_WHAT THE TASK ASKS_.
Print all the entries verbatim.

_DATASET ENTRIES_.

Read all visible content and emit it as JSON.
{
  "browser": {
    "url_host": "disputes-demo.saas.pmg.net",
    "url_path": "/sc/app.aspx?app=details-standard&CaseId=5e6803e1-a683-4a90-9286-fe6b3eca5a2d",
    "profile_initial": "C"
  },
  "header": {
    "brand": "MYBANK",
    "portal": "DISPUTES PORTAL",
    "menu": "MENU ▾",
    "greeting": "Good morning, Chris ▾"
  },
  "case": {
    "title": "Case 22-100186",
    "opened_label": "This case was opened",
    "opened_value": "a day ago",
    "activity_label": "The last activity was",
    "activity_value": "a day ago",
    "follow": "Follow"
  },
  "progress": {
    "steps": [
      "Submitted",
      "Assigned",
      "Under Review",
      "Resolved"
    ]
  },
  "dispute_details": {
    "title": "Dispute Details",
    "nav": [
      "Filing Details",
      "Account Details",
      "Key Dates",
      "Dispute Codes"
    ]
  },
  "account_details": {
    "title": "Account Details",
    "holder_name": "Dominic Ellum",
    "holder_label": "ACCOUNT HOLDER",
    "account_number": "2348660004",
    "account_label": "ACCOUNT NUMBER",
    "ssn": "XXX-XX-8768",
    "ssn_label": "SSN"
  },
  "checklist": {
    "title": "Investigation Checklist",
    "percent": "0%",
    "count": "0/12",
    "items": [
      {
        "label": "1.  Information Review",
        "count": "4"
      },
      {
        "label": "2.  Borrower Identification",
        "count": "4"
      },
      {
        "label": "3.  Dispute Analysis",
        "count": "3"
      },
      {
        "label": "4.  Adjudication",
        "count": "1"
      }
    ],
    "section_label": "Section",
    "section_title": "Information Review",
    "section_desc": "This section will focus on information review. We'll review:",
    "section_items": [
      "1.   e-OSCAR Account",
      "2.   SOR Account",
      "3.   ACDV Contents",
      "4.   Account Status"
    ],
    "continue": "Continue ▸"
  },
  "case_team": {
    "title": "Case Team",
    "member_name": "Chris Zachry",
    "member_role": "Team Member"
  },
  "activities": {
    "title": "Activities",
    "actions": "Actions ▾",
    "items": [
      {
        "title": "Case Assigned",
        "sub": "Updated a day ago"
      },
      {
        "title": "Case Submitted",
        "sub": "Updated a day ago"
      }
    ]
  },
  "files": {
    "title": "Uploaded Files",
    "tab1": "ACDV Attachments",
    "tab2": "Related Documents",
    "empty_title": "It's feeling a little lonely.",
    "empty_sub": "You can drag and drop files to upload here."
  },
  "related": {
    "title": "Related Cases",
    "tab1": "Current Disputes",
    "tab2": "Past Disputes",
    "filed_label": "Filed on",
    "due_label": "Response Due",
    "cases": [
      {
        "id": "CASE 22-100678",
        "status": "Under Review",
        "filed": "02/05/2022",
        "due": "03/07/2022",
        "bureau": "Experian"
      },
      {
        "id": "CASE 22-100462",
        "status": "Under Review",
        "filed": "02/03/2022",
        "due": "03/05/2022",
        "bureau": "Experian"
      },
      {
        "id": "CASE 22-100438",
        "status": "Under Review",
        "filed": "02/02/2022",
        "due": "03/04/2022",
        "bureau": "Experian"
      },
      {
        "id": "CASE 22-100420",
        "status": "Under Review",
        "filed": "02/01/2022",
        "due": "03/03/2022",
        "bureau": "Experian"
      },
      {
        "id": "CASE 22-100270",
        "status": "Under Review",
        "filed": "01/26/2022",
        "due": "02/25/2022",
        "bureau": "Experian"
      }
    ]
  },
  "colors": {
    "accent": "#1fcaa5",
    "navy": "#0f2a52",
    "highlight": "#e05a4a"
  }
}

_EXERCISE OUTPUT_.
Read all visible content and emit it as JSON.
{
  "browser": {
    "url_host": "disputes-demo.saas.pmg.net",
    "url_path": "/sc/app.aspx?app=details-standard&CaseId=5e6803e1-a683-4a90-9286-fe6b3eca5a2d",
    "profile_initial": "C"
  },
  "header": {
    "brand": "MYBANK",
    "portal": "DISPUTES PORTAL",
    "menu": "MENU ▾",
    "greeting": "Good morning, Chris ▾"
  },
  "case": {
    "title": "Case 22-100186",
    "opened_label": "This case was opened",
    "opened_value": "a day ago",
    "activity_label": "The last activity was",
    "activity_value": "a day ago",
    "follow": "Follow"
  },
  "progress": {
    "steps": [
      "Submitted",
      "Assigned",
      "Under Review",
      "Resolved"
    ]
  },
  "dispute_details": {
    "title": "Dispute Details",
    "nav": [
      "Filing Details",
      "Account Details",
      "Key Dates",
      "Dispute Codes"
    ]
  },
  "account_details": {
    "title": "Account Details",
    "holder_name": "Dominic Ellum",
    "holder_label": "ACCOUNT HOLDER",
    "account_number": "2348660004",
    "account_label": "ACCOUNT NUMBER",
    "ssn": "XXX-XX-8768",
    "ssn_label": "SSN"
  },
  "checklist": {
    "title": "Investigation Checklist",
    "percent": "0%",
    "count": "0/12",
    "items": [
      {
        "label": "1.  Information Review",
        "count": "4"
      },
      {
        "label": "2.  Borrower Identification",
        "count": "4"
      },
      {
        "label": "3.  Dispute Analysis",
        "count": "3"
      },
      {
        "label": "4.  Adjudication",
        "count": "1"
      }
    ],
    "section_label": "Section",
    "section_title": "Information Review",
    "section_desc": "This section will focus on information review. We'll review:",
    "section_items": [
      "1.   e-OSCAR Account",
      "2.   SOR Account",
      "3.   ACDV Contents",
      "4.   Account Status"
    ],
    "continue": "Continue ▸"
  },
  "case_team": {
    "title": "Case Team",
    "member_name": "Chris Zachry",
    "member_role": "Team Member"
  },
  "activities": {
    "title": "Activities",
    "actions": "Actions ▾",
    "items": [
      {
        "title": "Case Assigned",
        "sub": "Updated a day ago"
      },
      {
        "title": "Case Submitted",
        "sub": "Updated a day ago"
      }
    ]
  },
  "files": {
    "title": "Uploaded Files",
    "tab1": "ACDV Attachments",
    "tab2": "Related Documents",
    "empty_title": "It's feeling a little lonely.",
    "empty_sub": "You can drag and drop files to upload here."
  },
  "related": {
    "title": "Related Cases",
    "tab1": "Current Disputes",
    "tab2": "Past Disputes",
    "filed_label": "Filed on",
    "due_label": "Response Due",
    "cases": [
      {
        "id": "CASE 22-100678",
        "status": "Under Review",
        "filed": "02/05/2022",
        "due": "03/07/2022",
        "bureau": "Experian"
      },
      {
        "id": "CASE 22-100462",
        "status": "Under Review",
        "filed": "02/03/2022",
        "due": "03/05/2022",
        "bureau": "Experian"
      },
      {
        "id": "CASE 22-100438",
        "status": "Under Review",
        "filed": "02/02/2022",
        "due": "03/04/2022",
        "bureau": "Experian"
      },
      {
        "id": "CASE 22-100420",
        "status": "Under Review",
        "filed": "02/01/2022",
        "due": "03/03/2022",
        "bureau": "Experian"
      },
      {
        "id": "CASE 22-100270",
        "status": "Under Review",
        "filed": "01/26/2022",
        "due": "02/25/2022",
        "bureau": "Experian"
      }
    ]
  },
  "colors": {
    "accent": "#1fcaa5",
    "navy": "#0f2a52",
    "highlight": "#e05a4a"
  }
}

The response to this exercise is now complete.